> _Data entries_:

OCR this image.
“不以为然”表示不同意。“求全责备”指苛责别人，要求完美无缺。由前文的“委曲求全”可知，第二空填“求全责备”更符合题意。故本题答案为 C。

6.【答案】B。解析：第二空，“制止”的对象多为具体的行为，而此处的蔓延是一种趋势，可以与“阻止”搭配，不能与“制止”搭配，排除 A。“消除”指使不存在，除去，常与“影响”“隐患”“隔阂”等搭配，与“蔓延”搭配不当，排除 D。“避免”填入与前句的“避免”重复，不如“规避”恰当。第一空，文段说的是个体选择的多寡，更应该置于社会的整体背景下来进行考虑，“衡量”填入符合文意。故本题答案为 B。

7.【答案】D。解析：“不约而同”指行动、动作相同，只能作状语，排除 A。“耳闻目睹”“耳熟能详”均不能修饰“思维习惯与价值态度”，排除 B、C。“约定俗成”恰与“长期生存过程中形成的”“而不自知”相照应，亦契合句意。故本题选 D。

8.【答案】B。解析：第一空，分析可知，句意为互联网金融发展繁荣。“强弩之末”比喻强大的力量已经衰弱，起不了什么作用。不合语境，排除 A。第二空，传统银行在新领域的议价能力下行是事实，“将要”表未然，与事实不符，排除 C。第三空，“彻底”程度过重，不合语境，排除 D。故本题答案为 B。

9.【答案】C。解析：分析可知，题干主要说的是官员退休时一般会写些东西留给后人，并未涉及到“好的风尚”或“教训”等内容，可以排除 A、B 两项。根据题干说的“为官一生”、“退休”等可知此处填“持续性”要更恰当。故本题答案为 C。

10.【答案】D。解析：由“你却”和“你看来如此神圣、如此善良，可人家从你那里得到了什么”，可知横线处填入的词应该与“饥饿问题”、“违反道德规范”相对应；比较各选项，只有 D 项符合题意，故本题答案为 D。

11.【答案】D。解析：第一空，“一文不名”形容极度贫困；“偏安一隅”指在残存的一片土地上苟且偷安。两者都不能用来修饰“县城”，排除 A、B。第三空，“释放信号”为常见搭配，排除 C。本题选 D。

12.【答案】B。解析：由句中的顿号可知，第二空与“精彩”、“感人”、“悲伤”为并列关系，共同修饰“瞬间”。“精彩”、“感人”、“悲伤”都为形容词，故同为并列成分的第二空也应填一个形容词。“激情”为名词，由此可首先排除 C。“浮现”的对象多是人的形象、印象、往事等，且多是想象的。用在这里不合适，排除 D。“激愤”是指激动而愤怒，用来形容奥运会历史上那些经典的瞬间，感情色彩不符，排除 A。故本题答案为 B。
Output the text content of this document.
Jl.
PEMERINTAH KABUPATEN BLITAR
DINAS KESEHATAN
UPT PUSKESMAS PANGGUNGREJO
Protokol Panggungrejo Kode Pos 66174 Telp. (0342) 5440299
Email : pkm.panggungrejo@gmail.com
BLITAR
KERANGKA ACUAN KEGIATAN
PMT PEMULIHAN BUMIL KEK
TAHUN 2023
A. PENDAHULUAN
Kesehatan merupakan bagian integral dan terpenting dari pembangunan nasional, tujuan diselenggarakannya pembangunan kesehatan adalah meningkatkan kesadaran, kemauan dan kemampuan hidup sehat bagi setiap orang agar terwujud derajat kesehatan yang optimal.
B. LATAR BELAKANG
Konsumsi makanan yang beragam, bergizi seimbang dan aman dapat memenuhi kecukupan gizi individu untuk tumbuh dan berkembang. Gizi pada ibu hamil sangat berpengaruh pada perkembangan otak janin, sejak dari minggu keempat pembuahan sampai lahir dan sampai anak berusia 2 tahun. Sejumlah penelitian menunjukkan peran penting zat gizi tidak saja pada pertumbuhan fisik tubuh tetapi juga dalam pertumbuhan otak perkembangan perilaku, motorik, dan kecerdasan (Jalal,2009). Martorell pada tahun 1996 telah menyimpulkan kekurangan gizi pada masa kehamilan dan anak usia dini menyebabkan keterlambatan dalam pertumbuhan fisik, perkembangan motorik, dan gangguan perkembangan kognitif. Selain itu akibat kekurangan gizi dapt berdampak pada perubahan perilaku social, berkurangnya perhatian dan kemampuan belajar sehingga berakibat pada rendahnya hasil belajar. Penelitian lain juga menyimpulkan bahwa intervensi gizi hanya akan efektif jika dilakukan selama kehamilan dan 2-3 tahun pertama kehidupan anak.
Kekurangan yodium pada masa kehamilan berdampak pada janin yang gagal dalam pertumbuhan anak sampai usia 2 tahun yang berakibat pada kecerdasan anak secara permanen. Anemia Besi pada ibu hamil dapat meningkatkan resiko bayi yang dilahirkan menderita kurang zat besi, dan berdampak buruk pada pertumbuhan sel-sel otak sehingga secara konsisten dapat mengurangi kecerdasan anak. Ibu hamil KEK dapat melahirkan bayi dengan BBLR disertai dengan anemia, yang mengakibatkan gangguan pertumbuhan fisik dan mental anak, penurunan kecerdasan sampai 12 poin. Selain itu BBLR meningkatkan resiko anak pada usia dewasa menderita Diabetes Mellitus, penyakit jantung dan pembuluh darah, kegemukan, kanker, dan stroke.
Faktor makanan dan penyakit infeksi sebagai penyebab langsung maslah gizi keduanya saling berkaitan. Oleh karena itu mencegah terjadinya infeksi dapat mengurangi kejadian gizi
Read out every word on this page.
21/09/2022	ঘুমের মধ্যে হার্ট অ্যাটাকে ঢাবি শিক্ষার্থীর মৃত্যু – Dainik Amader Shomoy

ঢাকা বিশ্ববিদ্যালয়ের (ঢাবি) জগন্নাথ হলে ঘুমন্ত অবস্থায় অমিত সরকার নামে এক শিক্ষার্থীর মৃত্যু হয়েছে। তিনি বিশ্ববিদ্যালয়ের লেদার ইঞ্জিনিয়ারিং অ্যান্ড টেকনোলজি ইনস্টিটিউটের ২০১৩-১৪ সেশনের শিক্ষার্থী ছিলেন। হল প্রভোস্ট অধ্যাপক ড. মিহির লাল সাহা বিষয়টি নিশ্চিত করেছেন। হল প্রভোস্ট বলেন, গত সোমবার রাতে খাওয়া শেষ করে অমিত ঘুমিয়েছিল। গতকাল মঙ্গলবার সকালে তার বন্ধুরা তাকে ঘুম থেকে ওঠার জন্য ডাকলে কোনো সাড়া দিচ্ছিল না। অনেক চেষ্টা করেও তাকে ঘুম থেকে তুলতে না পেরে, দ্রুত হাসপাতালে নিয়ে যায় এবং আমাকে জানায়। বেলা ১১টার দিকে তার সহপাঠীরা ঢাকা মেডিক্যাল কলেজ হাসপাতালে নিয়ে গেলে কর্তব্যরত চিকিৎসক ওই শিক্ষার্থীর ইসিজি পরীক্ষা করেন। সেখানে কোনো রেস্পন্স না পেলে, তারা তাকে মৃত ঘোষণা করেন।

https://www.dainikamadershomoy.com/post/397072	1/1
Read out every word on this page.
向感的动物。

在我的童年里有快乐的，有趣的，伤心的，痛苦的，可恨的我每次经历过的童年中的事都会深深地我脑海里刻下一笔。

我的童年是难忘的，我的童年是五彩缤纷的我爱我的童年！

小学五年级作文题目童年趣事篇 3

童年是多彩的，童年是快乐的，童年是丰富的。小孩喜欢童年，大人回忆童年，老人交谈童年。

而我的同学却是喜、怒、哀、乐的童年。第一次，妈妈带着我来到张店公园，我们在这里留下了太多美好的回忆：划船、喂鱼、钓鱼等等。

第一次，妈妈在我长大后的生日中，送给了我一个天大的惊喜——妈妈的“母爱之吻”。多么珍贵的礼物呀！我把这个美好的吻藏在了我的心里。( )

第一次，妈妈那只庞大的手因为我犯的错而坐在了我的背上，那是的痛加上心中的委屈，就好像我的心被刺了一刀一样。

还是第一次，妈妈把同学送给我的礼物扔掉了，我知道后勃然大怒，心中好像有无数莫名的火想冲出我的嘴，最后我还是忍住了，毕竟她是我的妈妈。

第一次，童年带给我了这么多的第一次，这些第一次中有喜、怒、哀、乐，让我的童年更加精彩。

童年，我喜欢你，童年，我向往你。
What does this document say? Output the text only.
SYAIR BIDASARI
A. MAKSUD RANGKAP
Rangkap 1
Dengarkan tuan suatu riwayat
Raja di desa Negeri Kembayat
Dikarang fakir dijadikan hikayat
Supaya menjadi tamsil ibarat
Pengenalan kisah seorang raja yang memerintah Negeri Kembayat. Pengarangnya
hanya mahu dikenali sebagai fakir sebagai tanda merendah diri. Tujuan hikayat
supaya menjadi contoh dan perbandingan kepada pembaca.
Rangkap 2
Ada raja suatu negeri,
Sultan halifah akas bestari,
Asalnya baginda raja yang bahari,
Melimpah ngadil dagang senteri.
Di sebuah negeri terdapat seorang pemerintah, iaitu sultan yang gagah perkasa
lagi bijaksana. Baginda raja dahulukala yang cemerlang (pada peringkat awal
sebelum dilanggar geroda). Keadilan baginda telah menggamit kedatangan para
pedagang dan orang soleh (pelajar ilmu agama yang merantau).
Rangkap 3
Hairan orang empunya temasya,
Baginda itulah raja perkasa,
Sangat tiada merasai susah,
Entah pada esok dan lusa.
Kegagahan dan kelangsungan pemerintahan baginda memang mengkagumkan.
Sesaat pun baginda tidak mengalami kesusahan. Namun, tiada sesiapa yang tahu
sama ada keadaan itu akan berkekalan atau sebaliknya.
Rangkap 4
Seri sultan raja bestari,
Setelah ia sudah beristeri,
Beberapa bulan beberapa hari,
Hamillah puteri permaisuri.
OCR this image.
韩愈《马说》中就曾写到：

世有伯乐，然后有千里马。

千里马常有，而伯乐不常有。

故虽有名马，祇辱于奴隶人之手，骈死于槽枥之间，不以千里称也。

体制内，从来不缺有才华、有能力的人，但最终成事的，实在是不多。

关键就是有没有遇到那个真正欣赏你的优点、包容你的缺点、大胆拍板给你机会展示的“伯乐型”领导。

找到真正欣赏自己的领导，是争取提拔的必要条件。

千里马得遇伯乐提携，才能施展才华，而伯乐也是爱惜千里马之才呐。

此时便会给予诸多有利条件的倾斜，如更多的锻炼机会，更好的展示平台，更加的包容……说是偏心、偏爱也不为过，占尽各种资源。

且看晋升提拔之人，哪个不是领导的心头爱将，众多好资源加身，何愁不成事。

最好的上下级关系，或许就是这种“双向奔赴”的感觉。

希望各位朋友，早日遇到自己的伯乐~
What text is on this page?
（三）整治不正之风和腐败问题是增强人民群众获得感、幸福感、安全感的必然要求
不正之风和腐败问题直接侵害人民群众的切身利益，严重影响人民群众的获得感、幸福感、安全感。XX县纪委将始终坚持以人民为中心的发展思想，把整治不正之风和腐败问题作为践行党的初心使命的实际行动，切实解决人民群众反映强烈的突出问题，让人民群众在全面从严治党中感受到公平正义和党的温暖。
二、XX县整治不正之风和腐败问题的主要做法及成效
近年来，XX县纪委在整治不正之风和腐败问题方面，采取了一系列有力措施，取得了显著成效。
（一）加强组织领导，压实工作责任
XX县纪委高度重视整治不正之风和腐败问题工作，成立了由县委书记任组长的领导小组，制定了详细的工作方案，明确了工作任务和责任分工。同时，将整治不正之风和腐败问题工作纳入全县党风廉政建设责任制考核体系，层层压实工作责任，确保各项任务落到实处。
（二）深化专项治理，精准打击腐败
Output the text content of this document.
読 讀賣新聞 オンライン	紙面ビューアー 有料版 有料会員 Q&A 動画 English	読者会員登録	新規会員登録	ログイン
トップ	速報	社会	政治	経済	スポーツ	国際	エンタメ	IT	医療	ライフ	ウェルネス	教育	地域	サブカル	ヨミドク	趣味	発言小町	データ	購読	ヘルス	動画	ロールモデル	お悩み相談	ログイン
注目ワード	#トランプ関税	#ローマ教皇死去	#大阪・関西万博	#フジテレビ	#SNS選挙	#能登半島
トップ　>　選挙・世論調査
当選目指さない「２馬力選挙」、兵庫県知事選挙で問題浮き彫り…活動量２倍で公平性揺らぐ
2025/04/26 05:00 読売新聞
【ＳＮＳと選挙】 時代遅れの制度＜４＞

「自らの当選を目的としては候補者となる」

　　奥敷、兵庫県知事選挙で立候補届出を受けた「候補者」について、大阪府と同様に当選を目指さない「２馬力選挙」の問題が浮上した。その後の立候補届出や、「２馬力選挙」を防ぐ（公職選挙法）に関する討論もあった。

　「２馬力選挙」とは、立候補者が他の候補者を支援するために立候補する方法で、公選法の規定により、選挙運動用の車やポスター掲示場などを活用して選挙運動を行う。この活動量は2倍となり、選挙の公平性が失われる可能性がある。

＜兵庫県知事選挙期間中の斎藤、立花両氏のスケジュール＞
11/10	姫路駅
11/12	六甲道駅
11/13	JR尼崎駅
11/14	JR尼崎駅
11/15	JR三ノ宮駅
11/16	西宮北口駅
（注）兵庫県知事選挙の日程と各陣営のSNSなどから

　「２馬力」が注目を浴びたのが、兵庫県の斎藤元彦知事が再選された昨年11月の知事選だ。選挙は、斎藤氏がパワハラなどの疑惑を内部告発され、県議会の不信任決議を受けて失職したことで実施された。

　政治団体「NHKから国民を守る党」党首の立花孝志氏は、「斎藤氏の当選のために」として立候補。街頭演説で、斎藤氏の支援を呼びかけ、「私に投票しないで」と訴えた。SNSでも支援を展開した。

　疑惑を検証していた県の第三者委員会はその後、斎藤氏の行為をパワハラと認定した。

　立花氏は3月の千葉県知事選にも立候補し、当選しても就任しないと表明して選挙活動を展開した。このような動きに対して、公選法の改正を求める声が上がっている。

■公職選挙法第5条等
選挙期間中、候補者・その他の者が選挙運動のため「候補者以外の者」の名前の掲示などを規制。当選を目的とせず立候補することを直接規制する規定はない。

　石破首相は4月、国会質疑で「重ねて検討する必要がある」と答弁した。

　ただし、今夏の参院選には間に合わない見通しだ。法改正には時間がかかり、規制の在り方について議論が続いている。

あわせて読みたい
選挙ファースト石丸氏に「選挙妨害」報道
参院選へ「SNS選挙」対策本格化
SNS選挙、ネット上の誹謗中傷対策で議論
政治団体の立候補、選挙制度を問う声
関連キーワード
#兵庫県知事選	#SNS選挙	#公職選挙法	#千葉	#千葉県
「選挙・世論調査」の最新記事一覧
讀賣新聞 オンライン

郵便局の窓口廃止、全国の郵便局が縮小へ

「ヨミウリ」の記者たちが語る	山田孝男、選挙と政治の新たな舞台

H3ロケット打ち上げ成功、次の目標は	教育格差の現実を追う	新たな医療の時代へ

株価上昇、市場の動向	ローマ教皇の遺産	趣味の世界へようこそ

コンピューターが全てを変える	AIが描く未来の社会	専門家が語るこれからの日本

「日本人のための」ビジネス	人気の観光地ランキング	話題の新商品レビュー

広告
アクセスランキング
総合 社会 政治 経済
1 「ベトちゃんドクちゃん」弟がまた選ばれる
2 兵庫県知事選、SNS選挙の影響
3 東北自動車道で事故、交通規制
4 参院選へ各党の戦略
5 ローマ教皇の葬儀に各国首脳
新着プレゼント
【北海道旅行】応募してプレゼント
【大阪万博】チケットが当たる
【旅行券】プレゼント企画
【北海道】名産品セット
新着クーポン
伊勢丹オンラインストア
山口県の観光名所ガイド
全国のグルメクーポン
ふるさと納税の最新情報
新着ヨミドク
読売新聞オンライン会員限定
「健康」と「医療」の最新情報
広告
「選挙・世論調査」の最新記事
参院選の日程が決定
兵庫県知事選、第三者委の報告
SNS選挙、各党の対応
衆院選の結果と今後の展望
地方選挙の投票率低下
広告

> _Stated task_: Find how many lines include the string "Kembayat" and report that number alone.

> _Full response_: 2